## GIVEN REQUEST
Copy out all of the data exactly as it appears.

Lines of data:

★ ★ ★ ★ ★ ★ ★

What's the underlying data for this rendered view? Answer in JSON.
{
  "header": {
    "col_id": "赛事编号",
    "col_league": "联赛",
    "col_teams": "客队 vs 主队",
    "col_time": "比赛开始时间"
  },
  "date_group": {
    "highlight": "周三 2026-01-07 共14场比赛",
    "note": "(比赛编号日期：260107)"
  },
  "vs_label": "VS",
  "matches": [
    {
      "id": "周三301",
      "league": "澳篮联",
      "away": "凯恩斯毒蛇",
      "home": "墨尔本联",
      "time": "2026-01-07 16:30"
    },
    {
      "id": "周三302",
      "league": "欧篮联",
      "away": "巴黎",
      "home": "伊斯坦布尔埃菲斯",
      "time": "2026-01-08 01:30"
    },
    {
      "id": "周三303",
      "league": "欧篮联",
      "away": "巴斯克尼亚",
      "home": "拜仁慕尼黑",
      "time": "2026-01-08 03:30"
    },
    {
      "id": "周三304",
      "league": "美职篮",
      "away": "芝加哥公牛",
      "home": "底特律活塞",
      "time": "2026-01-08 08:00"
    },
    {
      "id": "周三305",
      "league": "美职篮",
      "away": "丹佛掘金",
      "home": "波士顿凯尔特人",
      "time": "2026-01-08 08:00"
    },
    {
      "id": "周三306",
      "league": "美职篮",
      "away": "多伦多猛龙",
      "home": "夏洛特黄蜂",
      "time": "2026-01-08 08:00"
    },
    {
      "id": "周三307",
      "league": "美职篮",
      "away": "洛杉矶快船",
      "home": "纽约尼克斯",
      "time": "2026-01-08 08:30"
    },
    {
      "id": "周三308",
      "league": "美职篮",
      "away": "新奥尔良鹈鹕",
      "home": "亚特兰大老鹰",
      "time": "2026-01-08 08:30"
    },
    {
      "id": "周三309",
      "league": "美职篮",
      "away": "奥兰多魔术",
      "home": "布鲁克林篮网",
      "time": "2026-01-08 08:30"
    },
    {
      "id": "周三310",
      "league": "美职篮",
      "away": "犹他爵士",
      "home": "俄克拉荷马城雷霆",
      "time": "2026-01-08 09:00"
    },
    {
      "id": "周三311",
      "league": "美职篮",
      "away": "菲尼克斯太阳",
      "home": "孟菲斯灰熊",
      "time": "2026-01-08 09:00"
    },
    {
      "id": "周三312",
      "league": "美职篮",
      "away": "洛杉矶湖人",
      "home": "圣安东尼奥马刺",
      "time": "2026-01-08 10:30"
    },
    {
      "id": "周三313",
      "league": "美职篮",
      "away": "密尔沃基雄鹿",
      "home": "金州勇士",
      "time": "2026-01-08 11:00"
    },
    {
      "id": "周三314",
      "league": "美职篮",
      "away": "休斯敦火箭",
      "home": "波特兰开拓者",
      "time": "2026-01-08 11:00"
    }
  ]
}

★ ★ ★ ★ ★ ★ ★

## TASK SOLUTION
What's the underlying data for this rendered view? Answer in JSON.
{
  "header": {
    "col_id": "赛事编号",
    "col_league": "联赛",
    "col_teams": "客队 vs 主队",
    "col_time": "比赛开始时间"
  },
  "date_group": {
    "highlight": "周三 2026-01-07 共14场比赛",
    "note": "(比赛编号日期：260107)"
  },
  "vs_label": "VS",
  "matches": [
    {
      "id": "周三301",
      "league": "澳篮联",
      "away": "凯恩斯毒蛇",
      "home": "墨尔本联",
      "time": "2026-01-07 16:30"
    },
    {
      "id": "周三302",
      "league": "欧篮联",
      "away": "巴黎",
      "home": "伊斯坦布尔埃菲斯",
      "time": "2026-01-08 01:30"
    },
    {
      "id": "周三303",
      "league": "欧篮联",
      "away": "巴斯克尼亚",
      "home": "拜仁慕尼黑",
      "time": "2026-01-08 03:30"
    },
    {
      "id": "周三304",
      "league": "美职篮",
      "away": "芝加哥公牛",
      "home": "底特律活塞",
      "time": "2026-01-08 08:00"
    },
    {
      "id": "周三305",
      "league": "美职篮",
      "away": "丹佛掘金",
      "home": "波士顿凯尔特人",
      "time": "2026-01-08 08:00"
    },
    {
      "id": "周三306",
      "league": "美职篮",
      "away": "多伦多猛龙",
      "home": "夏洛特黄蜂",
      "time": "2026-01-08 08:00"
    },
    {
      "id": "周三307",
      "league": "美职篮",
      "away": "洛杉矶快船",
      "home": "纽约尼克斯",
      "time": "2026-01-08 08:30"
    },
    {
      "id": "周三308",
      "league": "美职篮",
      "away": "新奥尔良鹈鹕",
      "home": "亚特兰大老鹰",
      "time": "2026-01-08 08:30"
    },
    {
      "id": "周三309",
      "league": "美职篮",
      "away": "奥兰多魔术",
      "home": "布鲁克林篮网",
      "time": "2026-01-08 08:30"
    },
    {
      "id": "周三310",
      "league": "美职篮",
      "away": "犹他爵士",
      "home": "俄克拉荷马城雷霆",
      "time": "2026-01-08 09:00"
    },
    {
      "id": "周三311",
      "league": "美职篮",
      "away": "菲尼克斯太阳",
      "home": "孟菲斯灰熊",
      "time": "2026-01-08 09:00"
    },
    {
      "id": "周三312",
      "league": "美职篮",
      "away": "洛杉矶湖人",
      "home": "圣安东尼奥马刺",
      "time": "2026-01-08 10:30"
    },
    {
      "id": "周三313",
      "league": "美职篮",
      "away": "密尔沃基雄鹿",
      "home": "金州勇士",
      "time": "2026-01-08 11:00"
    },
    {
      "id": "周三314",
      "league": "美职篮",
      "away": "休斯敦火箭",
      "home": "波特兰开拓者",
      "time": "2026-01-08 11:00"
    }
  ]
}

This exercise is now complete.